— START OF RECORDS FOR THIS EXERCISE —

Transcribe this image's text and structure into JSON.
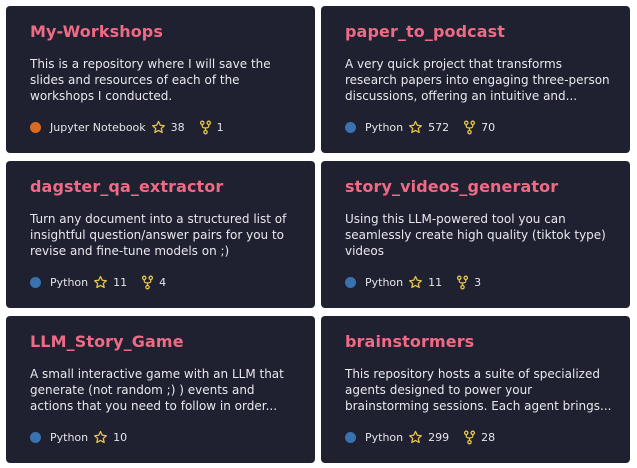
{
  "colors": {
    "card_bg": "#1f2130",
    "title": "#f06a86",
    "star": "#e7c44a",
    "fork": "#e7c44a",
    "jupyter": "#dc6a1e",
    "python": "#3a72b0"
  },
  "repos": [
    {
      "name": "My-Workshops",
      "description": "This is a repository where I will save the slides and resources of each of the workshops I conducted.",
      "language": "Jupyter Notebook",
      "language_color": "#dc6a1e",
      "stars": "38",
      "forks": "1",
      "star_icon": "star-icon",
      "fork_icon": "fork-icon"
    },
    {
      "name": "paper_to_podcast",
      "description": "A very quick project that transforms research papers into engaging three-person discussions, offering an intuitive and...",
      "language": "Python",
      "language_color": "#3a72b0",
      "stars": "572",
      "forks": "70",
      "star_icon": "star-icon",
      "fork_icon": "fork-icon"
    },
    {
      "name": "dagster_qa_extractor",
      "description": "Turn any document into a structured list of insightful question/answer pairs for you to revise and fine-tune models on ;)",
      "language": "Python",
      "language_color": "#3a72b0",
      "stars": "11",
      "forks": "4",
      "star_icon": "star-icon",
      "fork_icon": "fork-icon"
    },
    {
      "name": "story_videos_generator",
      "description": "Using this LLM-powered tool you can seamlessly create high quality (tiktok type) videos",
      "language": "Python",
      "language_color": "#3a72b0",
      "stars": "11",
      "forks": "3",
      "star_icon": "star-icon",
      "fork_icon": "fork-icon"
    },
    {
      "name": "LLM_Story_Game",
      "description": "A small interactive game with an LLM that generate (not random ;) ) events and actions that you need to follow in order...",
      "language": "Python",
      "language_color": "#3a72b0",
      "stars": "10",
      "forks": null,
      "star_icon": "star-icon",
      "fork_icon": null
    },
    {
      "name": "brainstormers",
      "description": "This repository hosts a suite of specialized agents designed to power your brainstorming sessions. Each agent brings...",
      "language": "Python",
      "language_color": "#3a72b0",
      "stars": "299",
      "forks": "28",
      "star_icon": "star-icon",
      "fork_icon": "fork-icon"
    }
  ]
}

— END OF RECORDS FOR THIS EXERCISE —

§ WHAT NEEDS TO BE DONE:
Each entry above should be reproduced exactly, with the pictures removed.

§ TASK RESULT:
Transcribe this image's text and structure into JSON.
{
  "colors": {
    "card_bg": "#1f2130",
    "title": "#f06a86",
    "star": "#e7c44a",
    "fork": "#e7c44a",
    "jupyter": "#dc6a1e",
    "python": "#3a72b0"
  },
  "repos": [
    {
      "name": "My-Workshops",
      "description": "This is a repository where I will save the slides and resources of each of the workshops I conducted.",
      "language": "Jupyter Notebook",
      "language_color": "#dc6a1e",
      "stars": "38",
      "forks": "1",
      "star_icon": "star-icon",
      "fork_icon": "fork-icon"
    },
    {
      "name": "paper_to_podcast",
      "description": "A very quick project that transforms research papers into engaging three-person discussions, offering an intuitive and...",
      "language": "Python",
      "language_color": "#3a72b0",
      "stars": "572",
      "forks": "70",
      "star_icon": "star-icon",
      "fork_icon": "fork-icon"
    },
    {
      "name": "dagster_qa_extractor",
      "description": "Turn any document into a structured list of insightful question/answer pairs for you to revise and fine-tune models on ;)",
      "language": "Python",
      "language_color": "#3a72b0",
      "stars": "11",
      "forks": "4",
      "star_icon": "star-icon",
      "fork_icon": "fork-icon"
    },
    {
      "name": "story_videos_generator",
      "description": "Using this LLM-powered tool you can seamlessly create high quality (tiktok type) videos",
      "language": "Python",
      "language_color": "#3a72b0",
      "stars": "11",
      "forks": "3",
      "star_icon": "star-icon",
      "fork_icon": "fork-icon"
    },
    {
      "name": "LLM_Story_Game",
      "description": "A small interactive game with an LLM that generate (not random ;) ) events and actions that you need to follow in order...",
      "language": "Python",
      "language_color": "#3a72b0",
      "stars": "10",
      "forks": null,
      "star_icon": "star-icon",
      "fork_icon": null
    },
    {
      "name": "brainstormers",
      "description": "This repository hosts a suite of specialized agents designed to power your brainstorming sessions. Each agent brings...",
      "language": "Python",
      "language_color": "#3a72b0",
      "stars": "299",
      "forks": "28",
      "star_icon": "star-icon",
      "fork_icon": "fork-icon"
    }
  ]
}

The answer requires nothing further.